(Problem details) Go through the entries below and print each one exactly, leaving out pictures.

(Data listing)
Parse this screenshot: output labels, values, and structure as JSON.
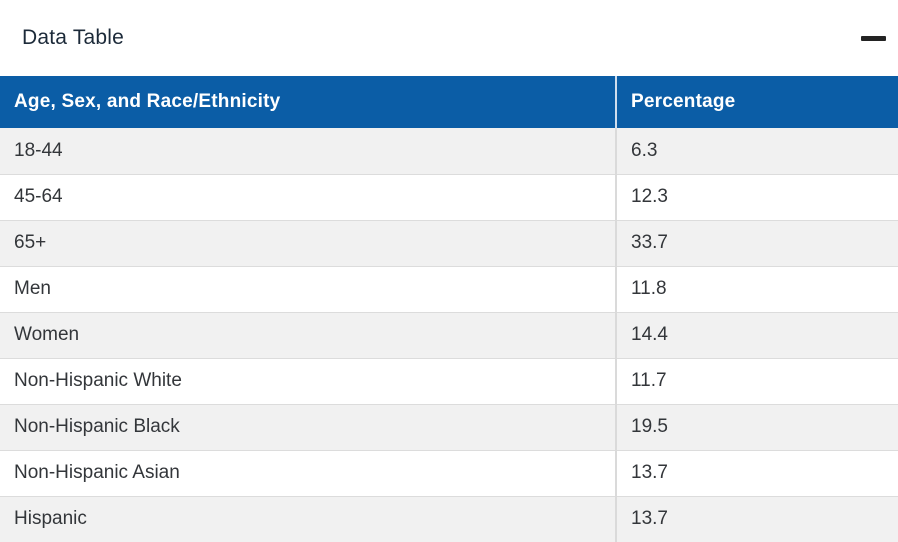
{
  "panel": {
    "title": "Data Table",
    "collapse_tooltip": "Collapse"
  },
  "colors": {
    "header_bg": "#0B5DA6",
    "header_text": "#FFFFFF",
    "row_alt_bg": "#F1F1F1",
    "row_bg": "#FFFFFF",
    "body_text": "#33363A",
    "title_text": "#1C2A39",
    "header_divider": "#CFDEEE",
    "body_divider": "#DADADA",
    "minus_icon": "#232323"
  },
  "chart_data": {
    "type": "table",
    "title": "Data Table",
    "columns": [
      "Age, Sex, and Race/Ethnicity",
      "Percentage"
    ],
    "rows": [
      {
        "label": "18-44",
        "value": "6.3"
      },
      {
        "label": "45-64",
        "value": "12.3"
      },
      {
        "label": "65+",
        "value": "33.7"
      },
      {
        "label": "Men",
        "value": "11.8"
      },
      {
        "label": "Women",
        "value": "14.4"
      },
      {
        "label": "Non-Hispanic White",
        "value": "11.7"
      },
      {
        "label": "Non-Hispanic Black",
        "value": "19.5"
      },
      {
        "label": "Non-Hispanic Asian",
        "value": "13.7"
      },
      {
        "label": "Hispanic",
        "value": "13.7"
      }
    ],
    "layout_hints": {
      "first_row_shaded": true,
      "alternating_rows": true,
      "last_row_clipped_at_bottom": true
    }
  }
}
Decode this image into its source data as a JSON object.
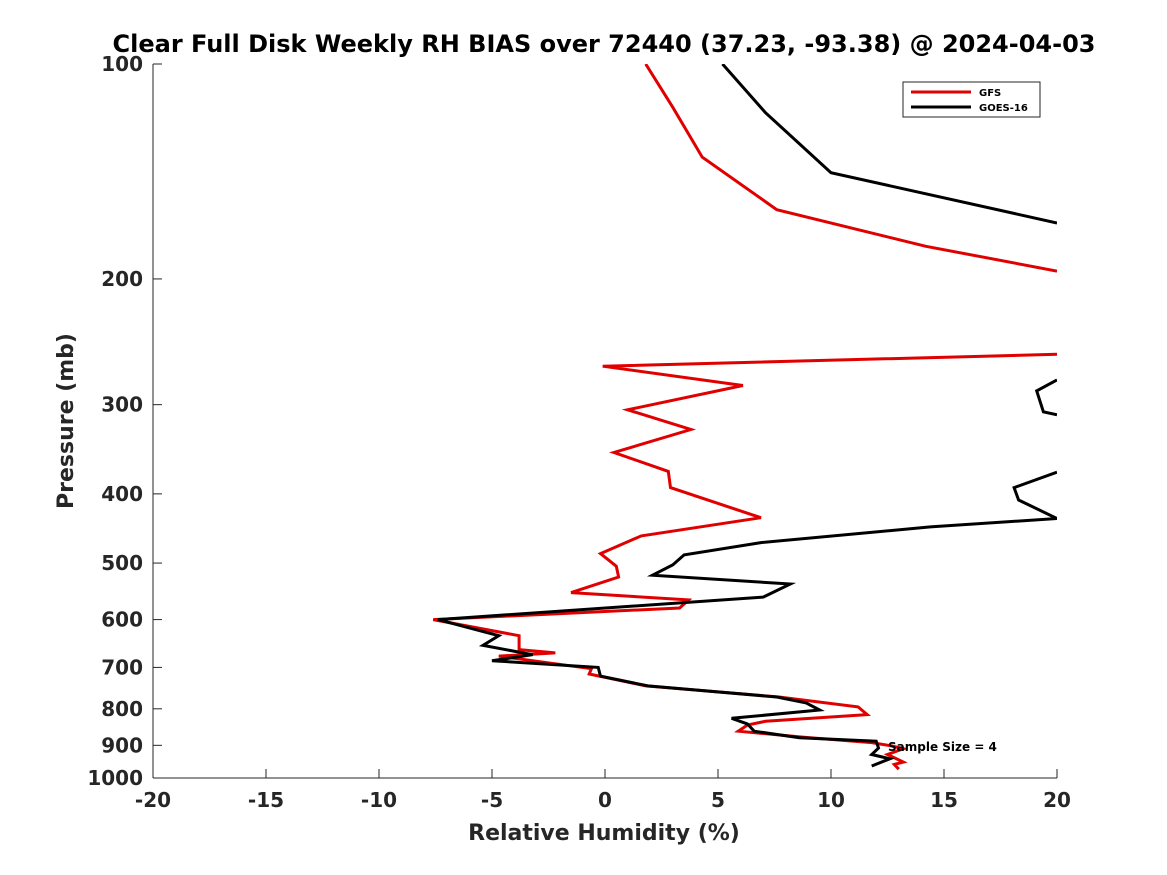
{
  "chart_data": {
    "type": "line",
    "title": "Clear Full Disk Weekly RH BIAS over 72440 (37.23, -93.38) @ 2024-04-03",
    "xlabel": "Relative Humidity (%)",
    "ylabel": "Pressure (mb)",
    "xlim": [
      -20,
      20
    ],
    "ylim": [
      1000,
      100
    ],
    "y_scale": "log",
    "y_reversed": true,
    "xticks": [
      -20,
      -15,
      -10,
      -5,
      0,
      5,
      10,
      15,
      20
    ],
    "yticks": [
      100,
      200,
      300,
      400,
      500,
      600,
      700,
      800,
      900,
      1000
    ],
    "grid": false,
    "legend_position": "top-right",
    "annotation": "Sample Size = 4",
    "series": [
      {
        "name": "GFS",
        "color": "#e00000",
        "points": [
          [
            1.8,
            100
          ],
          [
            3.0,
            115
          ],
          [
            4.3,
            135
          ],
          [
            7.6,
            160
          ],
          [
            14.2,
            180
          ],
          [
            20.0,
            195
          ],
          [
            null,
            null
          ],
          [
            20.0,
            255
          ],
          [
            -0.1,
            265
          ],
          [
            6.1,
            282
          ],
          [
            1.0,
            305
          ],
          [
            3.8,
            325
          ],
          [
            0.4,
            350
          ],
          [
            2.8,
            372
          ],
          [
            2.9,
            392
          ],
          [
            6.9,
            432
          ],
          [
            1.6,
            458
          ],
          [
            -0.2,
            485
          ],
          [
            0.5,
            505
          ],
          [
            0.6,
            523
          ],
          [
            -1.5,
            550
          ],
          [
            3.7,
            563
          ],
          [
            3.3,
            578
          ],
          [
            -7.6,
            600
          ],
          [
            -3.8,
            632
          ],
          [
            -3.8,
            661
          ],
          [
            -2.2,
            668
          ],
          [
            -4.7,
            675
          ],
          [
            -0.6,
            703
          ],
          [
            -0.7,
            715
          ],
          [
            1.8,
            743
          ],
          [
            7.7,
            770
          ],
          [
            11.2,
            795
          ],
          [
            11.6,
            815
          ],
          [
            7.1,
            833
          ],
          [
            6.3,
            843
          ],
          [
            5.9,
            860
          ],
          [
            8.8,
            877
          ],
          [
            11.8,
            892
          ],
          [
            12.7,
            902
          ],
          [
            13.2,
            910
          ],
          [
            12.5,
            927
          ],
          [
            13.2,
            950
          ],
          [
            12.8,
            957
          ],
          [
            13.0,
            972
          ]
        ]
      },
      {
        "name": "GOES-16",
        "color": "#000000",
        "points": [
          [
            5.2,
            100
          ],
          [
            7.1,
            117
          ],
          [
            10.0,
            142
          ],
          [
            20.0,
            167
          ],
          [
            null,
            null
          ],
          [
            20.0,
            277
          ],
          [
            19.1,
            287
          ],
          [
            19.4,
            307
          ],
          [
            20.0,
            310
          ],
          [
            null,
            null
          ],
          [
            20.0,
            373
          ],
          [
            18.1,
            392
          ],
          [
            18.3,
            408
          ],
          [
            20.0,
            433
          ],
          [
            14.4,
            445
          ],
          [
            6.9,
            468
          ],
          [
            3.5,
            487
          ],
          [
            3.0,
            503
          ],
          [
            2.1,
            520
          ],
          [
            8.2,
            535
          ],
          [
            7.0,
            558
          ],
          [
            -7.4,
            600
          ],
          [
            -4.7,
            632
          ],
          [
            -5.4,
            652
          ],
          [
            -3.2,
            672
          ],
          [
            -5.0,
            685
          ],
          [
            -0.3,
            700
          ],
          [
            -0.2,
            720
          ],
          [
            1.9,
            743
          ],
          [
            7.6,
            770
          ],
          [
            8.9,
            785
          ],
          [
            9.5,
            803
          ],
          [
            5.6,
            825
          ],
          [
            6.3,
            840
          ],
          [
            6.6,
            860
          ],
          [
            8.6,
            878
          ],
          [
            12.0,
            888
          ],
          [
            12.1,
            908
          ],
          [
            11.8,
            927
          ],
          [
            12.6,
            940
          ],
          [
            11.8,
            962
          ]
        ]
      }
    ]
  }
}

(Output for this exercise)
Parse this screenshot: output labels, values, and structure as JSON.
{
  "panel": {
    "title": "Data Table",
    "collapse_tooltip": "Collapse"
  },
  "colors": {
    "header_bg": "#0B5DA6",
    "header_text": "#FFFFFF",
    "row_alt_bg": "#F1F1F1",
    "row_bg": "#FFFFFF",
    "body_text": "#33363A",
    "title_text": "#1C2A39",
    "header_divider": "#CFDEEE",
    "body_divider": "#DADADA",
    "minus_icon": "#232323"
  },
  "chart_data": {
    "type": "table",
    "title": "Data Table",
    "columns": [
      "Age, Sex, and Race/Ethnicity",
      "Percentage"
    ],
    "rows": [
      {
        "label": "18-44",
        "value": "6.3"
      },
      {
        "label": "45-64",
        "value": "12.3"
      },
      {
        "label": "65+",
        "value": "33.7"
      },
      {
        "label": "Men",
        "value": "11.8"
      },
      {
        "label": "Women",
        "value": "14.4"
      },
      {
        "label": "Non-Hispanic White",
        "value": "11.7"
      },
      {
        "label": "Non-Hispanic Black",
        "value": "19.5"
      },
      {
        "label": "Non-Hispanic Asian",
        "value": "13.7"
      },
      {
        "label": "Hispanic",
        "value": "13.7"
      }
    ],
    "layout_hints": {
      "first_row_shaded": true,
      "alternating_rows": true,
      "last_row_clipped_at_bottom": true
    }
  }
}
Decode this image into its source data as a JSON object.
{
  "chart_data": {
    "type": "line",
    "title": "Clear Full Disk Weekly RH BIAS over 72440 (37.23, -93.38) @ 2024-04-03",
    "xlabel": "Relative Humidity (%)",
    "ylabel": "Pressure (mb)",
    "xlim": [
      -20,
      20
    ],
    "ylim": [
      1000,
      100
    ],
    "y_scale": "log",
    "y_reversed": true,
    "xticks": [
      -20,
      -15,
      -10,
      -5,
      0,
      5,
      10,
      15,
      20
    ],
    "yticks": [
      100,
      200,
      300,
      400,
      500,
      600,
      700,
      800,
      900,
      1000
    ],
    "grid": false,
    "legend_position": "top-right",
    "annotation": "Sample Size = 4",
    "series": [
      {
        "name": "GFS",
        "color": "#e00000",
        "points": [
          [
            1.8,
            100
          ],
          [
            3.0,
            115
          ],
          [
            4.3,
            135
          ],
          [
            7.6,
            160
          ],
          [
            14.2,
            180
          ],
          [
            20.0,
            195
          ],
          [
            null,
            null
          ],
          [
            20.0,
            255
          ],
          [
            -0.1,
            265
          ],
          [
            6.1,
            282
          ],
          [
            1.0,
            305
          ],
          [
            3.8,
            325
          ],
          [
            0.4,
            350
          ],
          [
            2.8,
            372
          ],
          [
            2.9,
            392
          ],
          [
            6.9,
            432
          ],
          [
            1.6,
            458
          ],
          [
            -0.2,
            485
          ],
          [
            0.5,
            505
          ],
          [
            0.6,
            523
          ],
          [
            -1.5,
            550
          ],
          [
            3.7,
            563
          ],
          [
            3.3,
            578
          ],
          [
            -7.6,
            600
          ],
          [
            -3.8,
            632
          ],
          [
            -3.8,
            661
          ],
          [
            -2.2,
            668
          ],
          [
            -4.7,
            675
          ],
          [
            -0.6,
            703
          ],
          [
            -0.7,
            715
          ],
          [
            1.8,
            743
          ],
          [
            7.7,
            770
          ],
          [
            11.2,
            795
          ],
          [
            11.6,
            815
          ],
          [
            7.1,
            833
          ],
          [
            6.3,
            843
          ],
          [
            5.9,
            860
          ],
          [
            8.8,
            877
          ],
          [
            11.8,
            892
          ],
          [
            12.7,
            902
          ],
          [
            13.2,
            910
          ],
          [
            12.5,
            927
          ],
          [
            13.2,
            950
          ],
          [
            12.8,
            957
          ],
          [
            13.0,
            972
          ]
        ]
      },
      {
        "name": "GOES-16",
        "color": "#000000",
        "points": [
          [
            5.2,
            100
          ],
          [
            7.1,
            117
          ],
          [
            10.0,
            142
          ],
          [
            20.0,
            167
          ],
          [
            null,
            null
          ],
          [
            20.0,
            277
          ],
          [
            19.1,
            287
          ],
          [
            19.4,
            307
          ],
          [
            20.0,
            310
          ],
          [
            null,
            null
          ],
          [
            20.0,
            373
          ],
          [
            18.1,
            392
          ],
          [
            18.3,
            408
          ],
          [
            20.0,
            433
          ],
          [
            14.4,
            445
          ],
          [
            6.9,
            468
          ],
          [
            3.5,
            487
          ],
          [
            3.0,
            503
          ],
          [
            2.1,
            520
          ],
          [
            8.2,
            535
          ],
          [
            7.0,
            558
          ],
          [
            -7.4,
            600
          ],
          [
            -4.7,
            632
          ],
          [
            -5.4,
            652
          ],
          [
            -3.2,
            672
          ],
          [
            -5.0,
            685
          ],
          [
            -0.3,
            700
          ],
          [
            -0.2,
            720
          ],
          [
            1.9,
            743
          ],
          [
            7.6,
            770
          ],
          [
            8.9,
            785
          ],
          [
            9.5,
            803
          ],
          [
            5.6,
            825
          ],
          [
            6.3,
            840
          ],
          [
            6.6,
            860
          ],
          [
            8.6,
            878
          ],
          [
            12.0,
            888
          ],
          [
            12.1,
            908
          ],
          [
            11.8,
            927
          ],
          [
            12.6,
            940
          ],
          [
            11.8,
            962
          ]
        ]
      }
    ]
  }
}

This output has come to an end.